## TASK REQUIREMENTS
Your reply should be one number: the count of lines holding the word "structured".

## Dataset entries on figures
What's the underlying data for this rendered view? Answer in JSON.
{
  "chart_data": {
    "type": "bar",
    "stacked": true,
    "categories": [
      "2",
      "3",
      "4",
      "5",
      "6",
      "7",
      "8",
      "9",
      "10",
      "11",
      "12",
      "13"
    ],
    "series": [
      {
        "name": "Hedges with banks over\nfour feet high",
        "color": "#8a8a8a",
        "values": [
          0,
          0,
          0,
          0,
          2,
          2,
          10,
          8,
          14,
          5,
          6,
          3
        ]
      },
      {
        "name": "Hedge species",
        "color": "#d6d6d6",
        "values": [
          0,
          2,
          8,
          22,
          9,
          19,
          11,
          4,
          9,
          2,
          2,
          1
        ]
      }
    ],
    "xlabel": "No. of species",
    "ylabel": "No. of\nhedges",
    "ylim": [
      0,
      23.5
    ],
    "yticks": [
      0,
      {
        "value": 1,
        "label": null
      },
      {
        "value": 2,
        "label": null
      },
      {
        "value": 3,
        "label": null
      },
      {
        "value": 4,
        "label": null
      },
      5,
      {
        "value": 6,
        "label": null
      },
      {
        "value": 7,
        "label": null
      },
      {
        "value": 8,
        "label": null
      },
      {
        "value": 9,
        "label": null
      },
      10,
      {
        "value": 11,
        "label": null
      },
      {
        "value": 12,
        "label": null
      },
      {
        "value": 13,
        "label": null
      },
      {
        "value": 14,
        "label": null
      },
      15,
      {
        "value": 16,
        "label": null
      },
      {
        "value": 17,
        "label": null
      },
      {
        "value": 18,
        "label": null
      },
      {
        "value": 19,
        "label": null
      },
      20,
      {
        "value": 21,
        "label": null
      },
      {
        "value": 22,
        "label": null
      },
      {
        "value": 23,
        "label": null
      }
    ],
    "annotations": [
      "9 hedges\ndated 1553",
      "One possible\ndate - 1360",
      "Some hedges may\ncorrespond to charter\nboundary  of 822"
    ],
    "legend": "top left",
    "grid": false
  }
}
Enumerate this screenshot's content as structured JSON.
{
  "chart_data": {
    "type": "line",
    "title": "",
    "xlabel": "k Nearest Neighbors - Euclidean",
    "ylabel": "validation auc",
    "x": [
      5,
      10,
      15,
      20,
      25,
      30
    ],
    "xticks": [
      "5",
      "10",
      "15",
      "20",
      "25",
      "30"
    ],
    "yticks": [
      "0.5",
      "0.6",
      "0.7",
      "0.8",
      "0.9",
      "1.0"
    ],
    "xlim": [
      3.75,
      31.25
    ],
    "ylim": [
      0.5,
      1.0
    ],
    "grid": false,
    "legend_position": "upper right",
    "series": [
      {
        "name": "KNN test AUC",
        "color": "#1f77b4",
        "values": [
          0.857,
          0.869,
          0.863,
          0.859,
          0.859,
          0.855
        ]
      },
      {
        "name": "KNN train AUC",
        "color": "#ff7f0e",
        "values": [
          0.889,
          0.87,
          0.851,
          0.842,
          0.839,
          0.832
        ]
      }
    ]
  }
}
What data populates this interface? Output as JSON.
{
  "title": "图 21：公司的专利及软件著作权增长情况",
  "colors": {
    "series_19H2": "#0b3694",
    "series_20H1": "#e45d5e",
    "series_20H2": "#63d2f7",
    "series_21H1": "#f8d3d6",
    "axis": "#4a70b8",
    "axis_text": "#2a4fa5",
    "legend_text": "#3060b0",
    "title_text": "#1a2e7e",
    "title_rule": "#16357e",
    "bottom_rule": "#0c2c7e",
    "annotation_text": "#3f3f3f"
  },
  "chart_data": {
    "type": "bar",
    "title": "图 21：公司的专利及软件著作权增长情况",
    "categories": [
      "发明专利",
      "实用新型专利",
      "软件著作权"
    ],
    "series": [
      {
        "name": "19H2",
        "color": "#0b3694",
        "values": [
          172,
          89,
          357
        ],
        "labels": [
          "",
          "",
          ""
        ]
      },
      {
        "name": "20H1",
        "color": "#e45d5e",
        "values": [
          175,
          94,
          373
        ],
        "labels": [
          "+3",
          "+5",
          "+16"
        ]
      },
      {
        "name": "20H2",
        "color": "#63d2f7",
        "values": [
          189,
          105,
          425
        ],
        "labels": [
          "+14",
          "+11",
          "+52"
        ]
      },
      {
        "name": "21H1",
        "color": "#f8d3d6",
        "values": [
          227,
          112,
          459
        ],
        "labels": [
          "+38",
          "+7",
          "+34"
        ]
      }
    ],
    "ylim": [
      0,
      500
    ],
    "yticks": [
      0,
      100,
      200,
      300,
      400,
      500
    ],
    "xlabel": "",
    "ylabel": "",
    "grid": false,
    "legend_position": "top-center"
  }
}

---

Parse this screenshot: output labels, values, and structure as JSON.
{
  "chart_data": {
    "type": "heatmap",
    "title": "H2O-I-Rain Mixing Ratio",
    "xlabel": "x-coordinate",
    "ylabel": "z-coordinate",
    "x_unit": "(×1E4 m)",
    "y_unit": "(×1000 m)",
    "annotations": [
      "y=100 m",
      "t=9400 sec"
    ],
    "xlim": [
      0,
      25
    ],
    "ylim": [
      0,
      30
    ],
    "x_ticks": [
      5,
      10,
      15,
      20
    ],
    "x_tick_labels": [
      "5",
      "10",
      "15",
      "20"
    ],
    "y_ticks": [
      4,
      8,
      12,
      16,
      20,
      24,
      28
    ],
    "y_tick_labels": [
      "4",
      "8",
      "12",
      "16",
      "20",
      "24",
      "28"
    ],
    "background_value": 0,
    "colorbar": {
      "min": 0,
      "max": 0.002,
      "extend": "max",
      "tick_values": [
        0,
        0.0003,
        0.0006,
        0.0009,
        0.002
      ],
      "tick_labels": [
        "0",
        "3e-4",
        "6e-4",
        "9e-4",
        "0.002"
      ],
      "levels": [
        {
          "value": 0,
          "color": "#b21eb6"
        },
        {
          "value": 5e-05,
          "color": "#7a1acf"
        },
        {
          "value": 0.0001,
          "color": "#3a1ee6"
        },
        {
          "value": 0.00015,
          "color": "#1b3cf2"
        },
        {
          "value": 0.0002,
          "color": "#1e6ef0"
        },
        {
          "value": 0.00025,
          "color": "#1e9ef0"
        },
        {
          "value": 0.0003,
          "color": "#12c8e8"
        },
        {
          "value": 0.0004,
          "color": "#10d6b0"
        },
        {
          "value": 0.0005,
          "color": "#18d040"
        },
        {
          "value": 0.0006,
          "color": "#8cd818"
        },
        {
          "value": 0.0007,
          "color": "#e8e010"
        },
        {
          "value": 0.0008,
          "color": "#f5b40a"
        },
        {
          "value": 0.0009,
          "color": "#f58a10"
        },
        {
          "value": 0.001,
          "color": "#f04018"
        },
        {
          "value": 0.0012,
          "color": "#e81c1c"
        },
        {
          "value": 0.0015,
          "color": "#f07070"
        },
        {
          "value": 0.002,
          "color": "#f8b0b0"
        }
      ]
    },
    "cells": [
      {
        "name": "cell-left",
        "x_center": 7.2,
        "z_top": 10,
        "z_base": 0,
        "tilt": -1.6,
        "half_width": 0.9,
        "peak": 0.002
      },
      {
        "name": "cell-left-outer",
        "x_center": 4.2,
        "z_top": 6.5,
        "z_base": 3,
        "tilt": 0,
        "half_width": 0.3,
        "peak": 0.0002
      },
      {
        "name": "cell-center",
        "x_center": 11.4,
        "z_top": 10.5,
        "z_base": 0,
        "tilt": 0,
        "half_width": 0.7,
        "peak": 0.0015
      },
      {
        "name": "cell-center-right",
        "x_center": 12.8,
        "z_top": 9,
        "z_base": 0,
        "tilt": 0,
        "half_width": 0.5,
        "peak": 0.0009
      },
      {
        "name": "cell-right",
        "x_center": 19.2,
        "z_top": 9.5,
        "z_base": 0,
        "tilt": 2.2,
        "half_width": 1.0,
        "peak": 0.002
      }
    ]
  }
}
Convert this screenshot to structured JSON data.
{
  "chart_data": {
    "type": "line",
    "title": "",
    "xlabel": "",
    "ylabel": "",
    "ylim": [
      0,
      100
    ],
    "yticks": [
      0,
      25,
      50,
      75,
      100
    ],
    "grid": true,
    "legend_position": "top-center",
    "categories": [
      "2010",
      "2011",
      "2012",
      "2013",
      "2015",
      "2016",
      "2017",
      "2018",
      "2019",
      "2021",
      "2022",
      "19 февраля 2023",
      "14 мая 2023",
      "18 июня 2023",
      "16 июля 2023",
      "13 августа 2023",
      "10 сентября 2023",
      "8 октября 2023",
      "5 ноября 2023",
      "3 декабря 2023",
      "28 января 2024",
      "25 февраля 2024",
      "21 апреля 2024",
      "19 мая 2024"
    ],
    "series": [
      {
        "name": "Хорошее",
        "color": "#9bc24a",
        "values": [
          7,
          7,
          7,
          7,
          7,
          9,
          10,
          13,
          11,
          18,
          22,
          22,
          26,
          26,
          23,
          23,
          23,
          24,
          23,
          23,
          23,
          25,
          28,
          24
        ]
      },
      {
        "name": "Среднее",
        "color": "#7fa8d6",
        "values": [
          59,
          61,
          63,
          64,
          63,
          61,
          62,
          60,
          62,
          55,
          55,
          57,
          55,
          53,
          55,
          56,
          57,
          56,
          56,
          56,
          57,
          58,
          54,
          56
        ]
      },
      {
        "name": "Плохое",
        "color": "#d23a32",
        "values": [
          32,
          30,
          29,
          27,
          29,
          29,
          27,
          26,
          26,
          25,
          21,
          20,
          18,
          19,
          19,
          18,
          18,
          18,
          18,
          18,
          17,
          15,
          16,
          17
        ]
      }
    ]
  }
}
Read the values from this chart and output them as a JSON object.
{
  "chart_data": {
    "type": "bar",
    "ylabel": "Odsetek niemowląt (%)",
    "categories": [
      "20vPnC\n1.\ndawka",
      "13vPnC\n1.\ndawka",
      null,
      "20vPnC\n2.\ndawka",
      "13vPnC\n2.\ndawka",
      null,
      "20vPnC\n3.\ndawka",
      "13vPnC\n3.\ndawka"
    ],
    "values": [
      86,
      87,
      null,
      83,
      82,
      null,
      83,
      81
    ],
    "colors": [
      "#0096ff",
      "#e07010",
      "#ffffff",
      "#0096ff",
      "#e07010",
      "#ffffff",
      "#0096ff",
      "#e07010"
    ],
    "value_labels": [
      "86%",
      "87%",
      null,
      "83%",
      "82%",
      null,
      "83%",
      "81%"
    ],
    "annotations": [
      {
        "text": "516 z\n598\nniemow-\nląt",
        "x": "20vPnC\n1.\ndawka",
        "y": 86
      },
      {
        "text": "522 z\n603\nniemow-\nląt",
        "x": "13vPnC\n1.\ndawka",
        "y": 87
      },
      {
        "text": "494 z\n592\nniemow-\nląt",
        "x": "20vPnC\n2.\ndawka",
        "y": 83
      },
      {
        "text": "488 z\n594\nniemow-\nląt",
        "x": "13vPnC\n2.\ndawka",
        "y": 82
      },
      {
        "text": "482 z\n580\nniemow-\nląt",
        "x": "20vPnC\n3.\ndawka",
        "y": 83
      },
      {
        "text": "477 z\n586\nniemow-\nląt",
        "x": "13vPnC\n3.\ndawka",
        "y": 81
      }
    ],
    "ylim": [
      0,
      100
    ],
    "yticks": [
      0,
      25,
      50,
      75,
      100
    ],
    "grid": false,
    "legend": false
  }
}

## FINISHED TASK
2